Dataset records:
______________________________

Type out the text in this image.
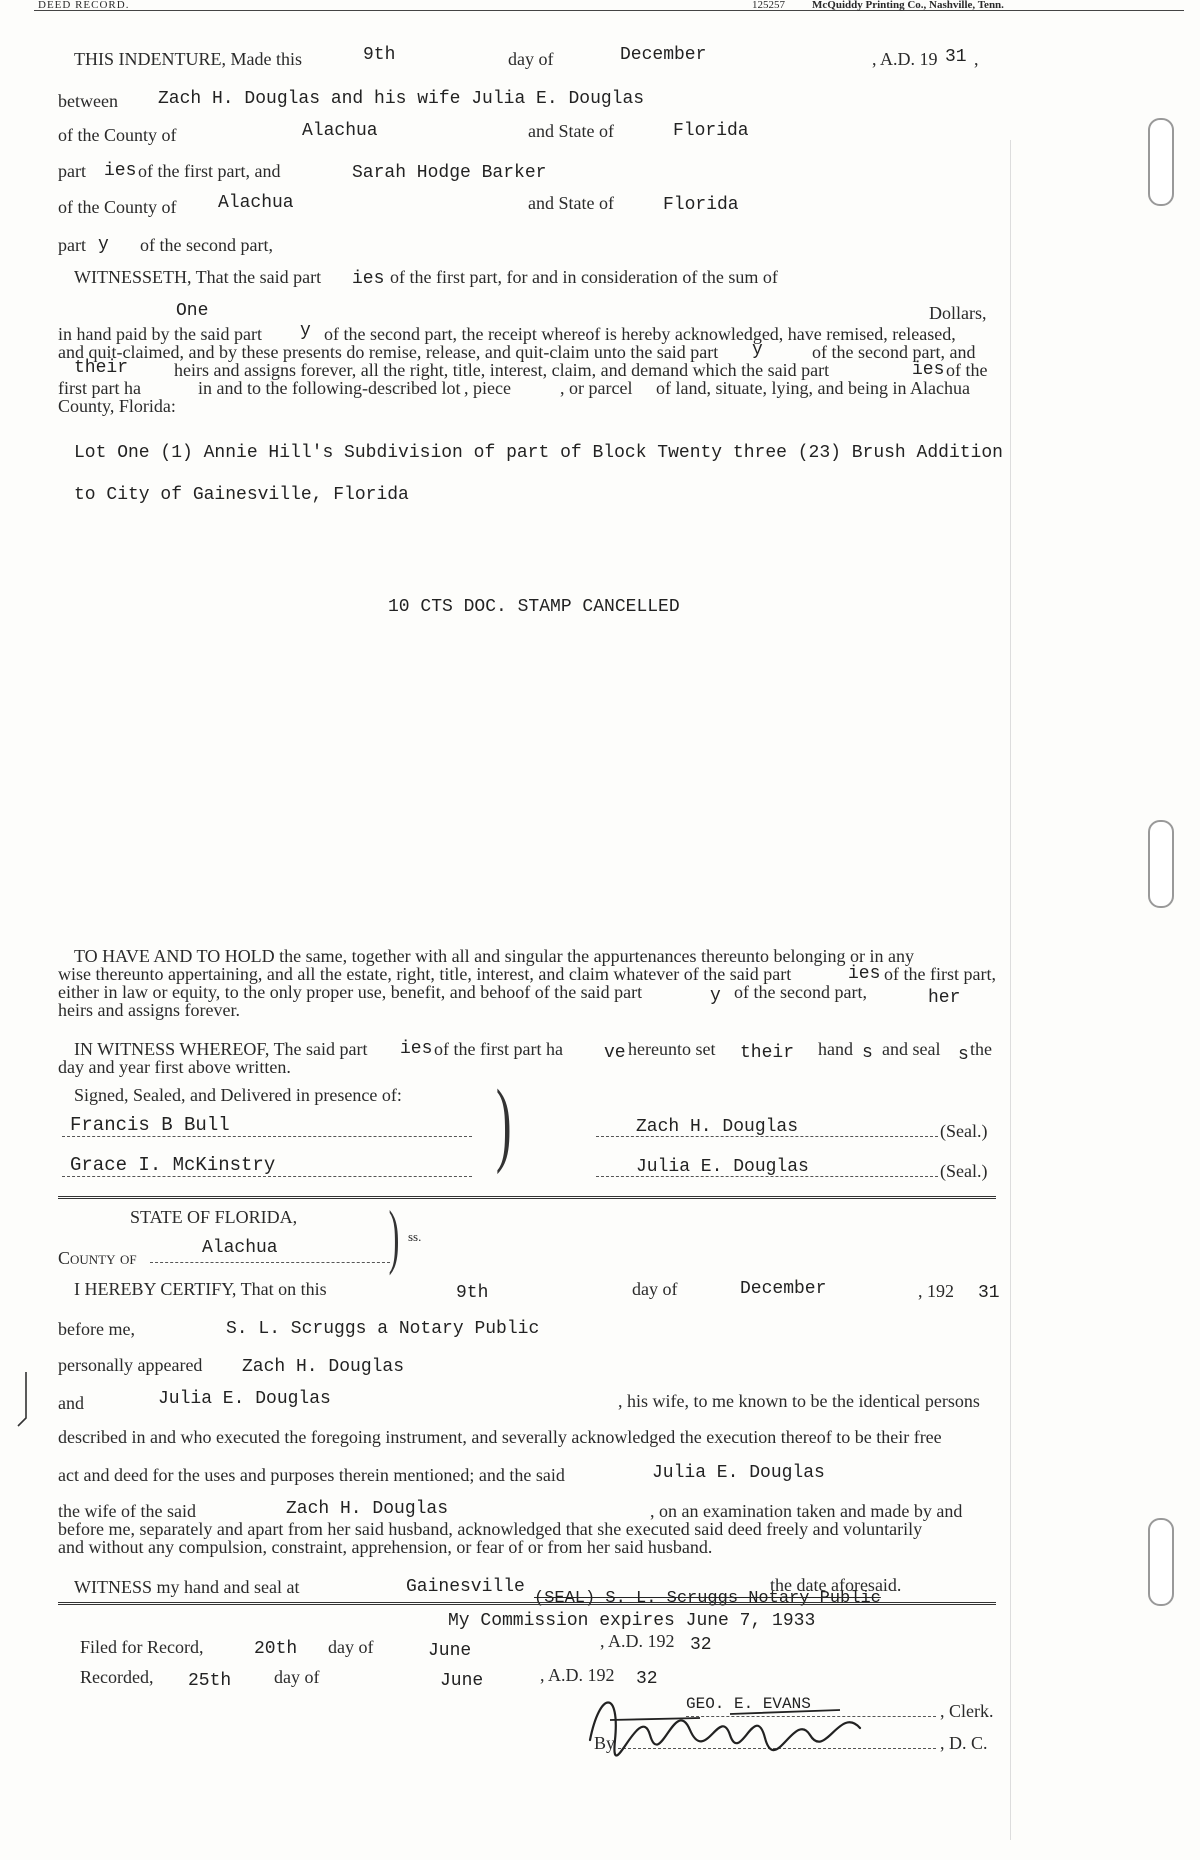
DEED RECORD.	125257 McQuiddy Printing Co., Nashville, Tenn.
THIS INDENTURE, Made this	9th	day of	December	, A.D. 19 31 ,
between Zach H. Douglas and his wife Julia E. Douglas
of the County of	Alachua	and State of	Florida
part ies of the first part, and	Sarah Hodge Barker
of the County of Alachua	and State of	Florida
part y of the second part,
WITNESSETH, That the said part ies of the first part, for and in consideration of the sum of
One	Dollars,
in hand paid by the said part y of the second part, the receipt whereof is hereby acknowledged, have remised, released,
and quit-claimed, and by these presents do remise, release, and quit-claim unto the said part y	of the second part, and
their	heirs and assigns forever, all the right, title, interest, claim, and demand which the said part	ies of the
first part ha	in and to the following-described lot , piece	, or parcel of land, situate, lying, and being in Alachua
County, Florida:
Lot One (1) Annie Hill's Subdivision of part of Block Twenty three (23) Brush Addition
to City of Gainesville, Florida
10 CTS DOC. STAMP CANCELLED
TO HAVE AND TO HOLD the same, together with all and singular the appurtenances thereunto belonging or in any
wise thereunto appertaining, and all the estate, right, title, interest, and claim whatever of the said part	ies of the first part,
either in law or equity, to the only proper use, benefit, and behoof of the said part	y of the second part,	her
heirs and assigns forever.
IN WITNESS WHEREOF, The said part ies of the first part ha ve hereunto set their hand s and seal s the
day and year first above written.
Signed, Sealed, and Delivered in presence of: )
Francis B Bull
Grace I. McKinstry
Zach H. Douglas	(Seal.)
Julia E. Douglas	(Seal.)
STATE OF FLORIDA,
County of	Alachua ) ss.
I HEREBY CERTIFY, That on this	9th	day of	December	, 192 31
before me,	S. L. Scruggs a Notary Public
personally appeared Zach H. Douglas
and	Julia E. Douglas	, his wife, to me known to be the identical persons
described in and who executed the foregoing instrument, and severally acknowledged the execution thereof to be their free
act and deed for the uses and purposes therein mentioned; and the said	Julia E. Douglas
the wife of the said	Zach H. Douglas	, on an examination taken and made by and
before me, separately and apart from her said husband, acknowledged that she executed said deed freely and voluntarily
and without any compulsion, constraint, apprehension, or fear of or from her said husband.
WITNESS my hand and seal at	Gainesville
(SEAL) S. L. Scruggs Notary Public
the date aforesaid.
My Commission expires June 7, 1933
Filed for Record,	20th day of	June	, A.D. 192 32
Recorded, 25th day of	June	, A.D. 192 32
GEO. E. EVANS	, Clerk.
By	, D. C.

______________________________

▸ **What the task requires**
Report only how many lines in the entries contain "before".

▸ **Response to this exercise**
2